- **Stated problem**:
Send each entry back exactly as given, pictures excluded.

- **Dataset entries**:
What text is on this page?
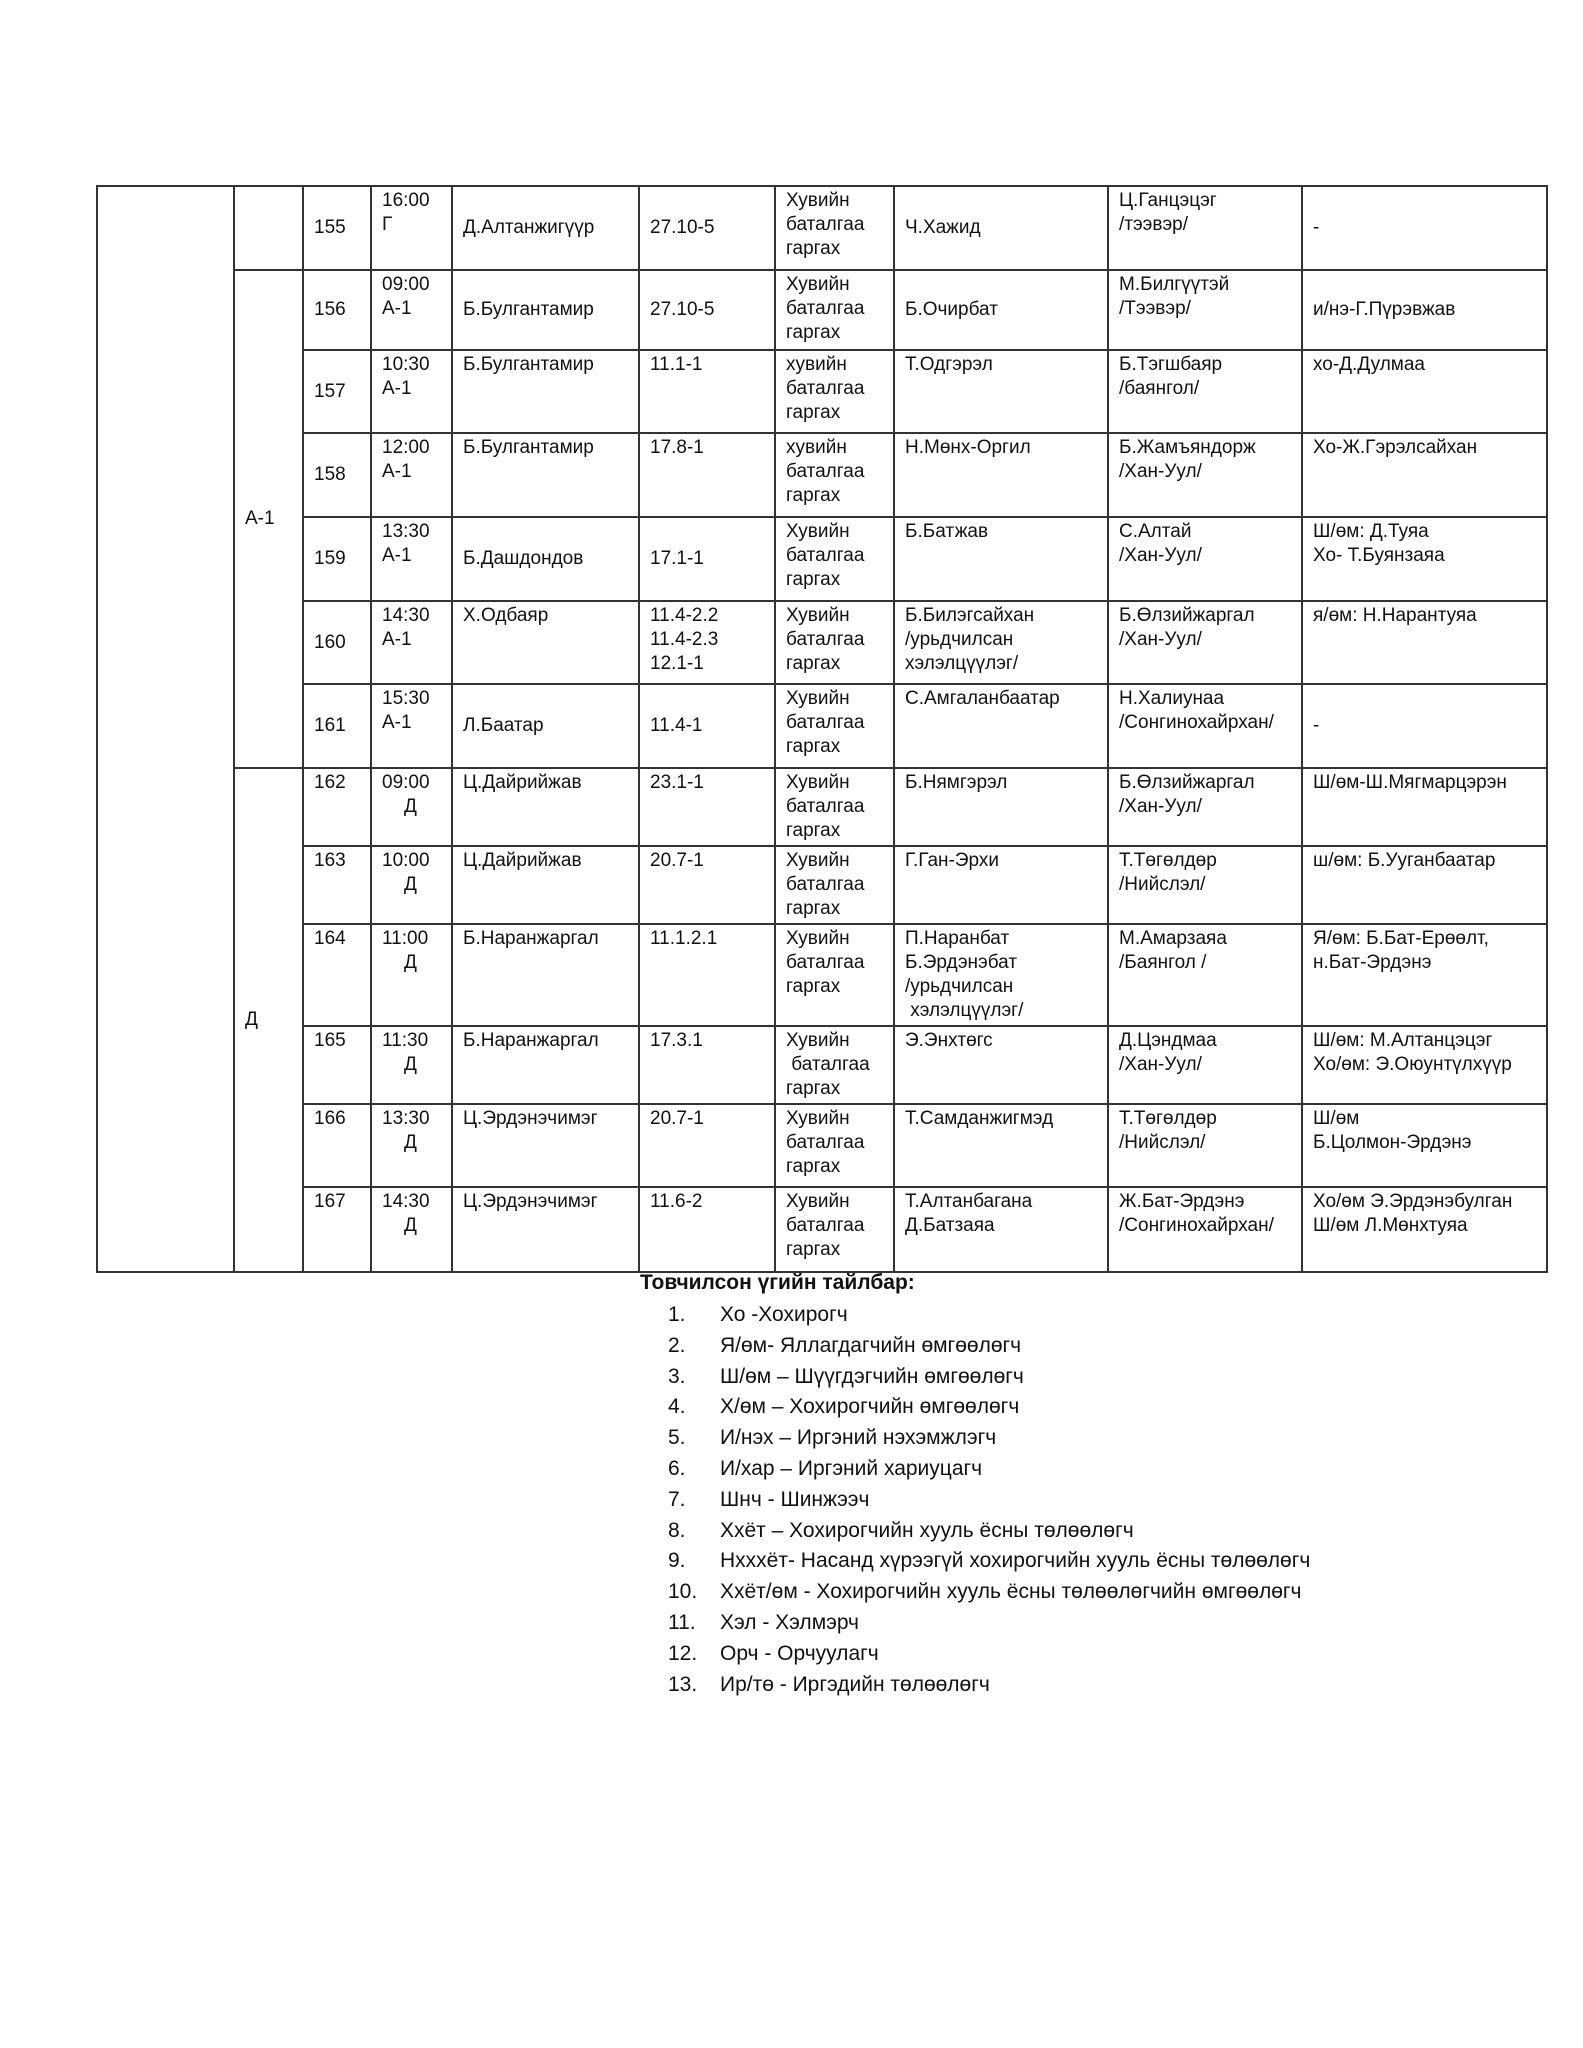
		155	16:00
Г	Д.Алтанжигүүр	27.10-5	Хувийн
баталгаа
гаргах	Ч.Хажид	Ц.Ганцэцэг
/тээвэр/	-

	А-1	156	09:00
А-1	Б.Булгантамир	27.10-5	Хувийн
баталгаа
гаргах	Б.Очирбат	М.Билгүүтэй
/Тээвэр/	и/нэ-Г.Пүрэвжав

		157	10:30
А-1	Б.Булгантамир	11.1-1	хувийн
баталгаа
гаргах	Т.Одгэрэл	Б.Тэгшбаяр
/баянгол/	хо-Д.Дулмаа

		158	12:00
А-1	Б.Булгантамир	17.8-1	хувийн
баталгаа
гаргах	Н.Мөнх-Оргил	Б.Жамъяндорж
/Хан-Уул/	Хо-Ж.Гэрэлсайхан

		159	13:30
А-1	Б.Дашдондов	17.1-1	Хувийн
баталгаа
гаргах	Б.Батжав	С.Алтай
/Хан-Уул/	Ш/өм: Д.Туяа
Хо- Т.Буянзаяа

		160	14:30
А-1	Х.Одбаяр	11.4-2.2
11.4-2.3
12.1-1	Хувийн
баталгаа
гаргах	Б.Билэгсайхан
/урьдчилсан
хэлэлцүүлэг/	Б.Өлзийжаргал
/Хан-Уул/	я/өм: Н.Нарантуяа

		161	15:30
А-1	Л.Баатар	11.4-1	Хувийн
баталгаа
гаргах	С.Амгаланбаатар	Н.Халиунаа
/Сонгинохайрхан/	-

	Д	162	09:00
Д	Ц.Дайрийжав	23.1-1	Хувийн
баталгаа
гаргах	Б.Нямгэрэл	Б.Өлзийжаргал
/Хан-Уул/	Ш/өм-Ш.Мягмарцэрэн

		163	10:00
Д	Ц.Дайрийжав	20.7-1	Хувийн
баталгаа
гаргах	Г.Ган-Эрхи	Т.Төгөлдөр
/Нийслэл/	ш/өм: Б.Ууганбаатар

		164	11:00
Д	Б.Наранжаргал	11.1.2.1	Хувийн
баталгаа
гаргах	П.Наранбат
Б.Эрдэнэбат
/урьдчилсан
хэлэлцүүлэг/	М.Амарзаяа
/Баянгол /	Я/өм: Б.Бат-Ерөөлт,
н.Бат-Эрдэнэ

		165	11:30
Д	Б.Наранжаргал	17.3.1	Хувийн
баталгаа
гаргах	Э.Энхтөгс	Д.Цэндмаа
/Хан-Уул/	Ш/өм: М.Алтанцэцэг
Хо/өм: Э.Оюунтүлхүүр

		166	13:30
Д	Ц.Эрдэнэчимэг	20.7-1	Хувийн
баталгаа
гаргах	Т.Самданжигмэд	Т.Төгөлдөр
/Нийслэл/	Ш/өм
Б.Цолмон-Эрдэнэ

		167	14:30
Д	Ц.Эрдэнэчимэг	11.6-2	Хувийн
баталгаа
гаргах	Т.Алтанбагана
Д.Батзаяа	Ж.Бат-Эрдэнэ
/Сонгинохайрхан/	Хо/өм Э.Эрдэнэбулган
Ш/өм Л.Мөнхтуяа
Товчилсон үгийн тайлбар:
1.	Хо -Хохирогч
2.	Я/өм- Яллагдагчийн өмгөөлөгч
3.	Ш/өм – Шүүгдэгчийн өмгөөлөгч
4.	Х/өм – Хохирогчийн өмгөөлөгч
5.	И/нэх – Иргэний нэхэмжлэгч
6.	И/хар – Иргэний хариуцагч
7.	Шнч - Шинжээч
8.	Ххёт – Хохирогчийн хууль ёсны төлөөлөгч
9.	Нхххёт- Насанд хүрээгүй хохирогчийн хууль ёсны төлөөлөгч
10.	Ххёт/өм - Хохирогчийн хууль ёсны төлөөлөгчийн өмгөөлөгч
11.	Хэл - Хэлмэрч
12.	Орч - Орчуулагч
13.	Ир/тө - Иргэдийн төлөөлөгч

- **Full response**:
What text is on this page?
		155	16:00
Г	Д.Алтанжигүүр	27.10-5	Хувийн
баталгаа
гаргах	Ч.Хажид	Ц.Ганцэцэг
/тээвэр/	-

	А-1	156	09:00
А-1	Б.Булгантамир	27.10-5	Хувийн
баталгаа
гаргах	Б.Очирбат	М.Билгүүтэй
/Тээвэр/	и/нэ-Г.Пүрэвжав

		157	10:30
А-1	Б.Булгантамир	11.1-1	хувийн
баталгаа
гаргах	Т.Одгэрэл	Б.Тэгшбаяр
/баянгол/	хо-Д.Дулмаа

		158	12:00
А-1	Б.Булгантамир	17.8-1	хувийн
баталгаа
гаргах	Н.Мөнх-Оргил	Б.Жамъяндорж
/Хан-Уул/	Хо-Ж.Гэрэлсайхан

		159	13:30
А-1	Б.Дашдондов	17.1-1	Хувийн
баталгаа
гаргах	Б.Батжав	С.Алтай
/Хан-Уул/	Ш/өм: Д.Туяа
Хо- Т.Буянзаяа

		160	14:30
А-1	Х.Одбаяр	11.4-2.2
11.4-2.3
12.1-1	Хувийн
баталгаа
гаргах	Б.Билэгсайхан
/урьдчилсан
хэлэлцүүлэг/	Б.Өлзийжаргал
/Хан-Уул/	я/өм: Н.Нарантуяа

		161	15:30
А-1	Л.Баатар	11.4-1	Хувийн
баталгаа
гаргах	С.Амгаланбаатар	Н.Халиунаа
/Сонгинохайрхан/	-

	Д	162	09:00
Д	Ц.Дайрийжав	23.1-1	Хувийн
баталгаа
гаргах	Б.Нямгэрэл	Б.Өлзийжаргал
/Хан-Уул/	Ш/өм-Ш.Мягмарцэрэн

		163	10:00
Д	Ц.Дайрийжав	20.7-1	Хувийн
баталгаа
гаргах	Г.Ган-Эрхи	Т.Төгөлдөр
/Нийслэл/	ш/өм: Б.Ууганбаатар

		164	11:00
Д	Б.Наранжаргал	11.1.2.1	Хувийн
баталгаа
гаргах	П.Наранбат
Б.Эрдэнэбат
/урьдчилсан
хэлэлцүүлэг/	М.Амарзаяа
/Баянгол /	Я/өм: Б.Бат-Ерөөлт,
н.Бат-Эрдэнэ

		165	11:30
Д	Б.Наранжаргал	17.3.1	Хувийн
баталгаа
гаргах	Э.Энхтөгс	Д.Цэндмаа
/Хан-Уул/	Ш/өм: М.Алтанцэцэг
Хо/өм: Э.Оюунтүлхүүр

		166	13:30
Д	Ц.Эрдэнэчимэг	20.7-1	Хувийн
баталгаа
гаргах	Т.Самданжигмэд	Т.Төгөлдөр
/Нийслэл/	Ш/өм
Б.Цолмон-Эрдэнэ

		167	14:30
Д	Ц.Эрдэнэчимэг	11.6-2	Хувийн
баталгаа
гаргах	Т.Алтанбагана
Д.Батзаяа	Ж.Бат-Эрдэнэ
/Сонгинохайрхан/	Хо/өм Э.Эрдэнэбулган
Ш/өм Л.Мөнхтуяа
Товчилсон үгийн тайлбар:
1.	Хо -Хохирогч
2.	Я/өм- Яллагдагчийн өмгөөлөгч
3.	Ш/өм – Шүүгдэгчийн өмгөөлөгч
4.	Х/өм – Хохирогчийн өмгөөлөгч
5.	И/нэх – Иргэний нэхэмжлэгч
6.	И/хар – Иргэний хариуцагч
7.	Шнч - Шинжээч
8.	Ххёт – Хохирогчийн хууль ёсны төлөөлөгч
9.	Нхххёт- Насанд хүрээгүй хохирогчийн хууль ёсны төлөөлөгч
10.	Ххёт/өм - Хохирогчийн хууль ёсны төлөөлөгчийн өмгөөлөгч
11.	Хэл - Хэлмэрч
12.	Орч - Орчуулагч
13.	Ир/тө - Иргэдийн төлөөлөгч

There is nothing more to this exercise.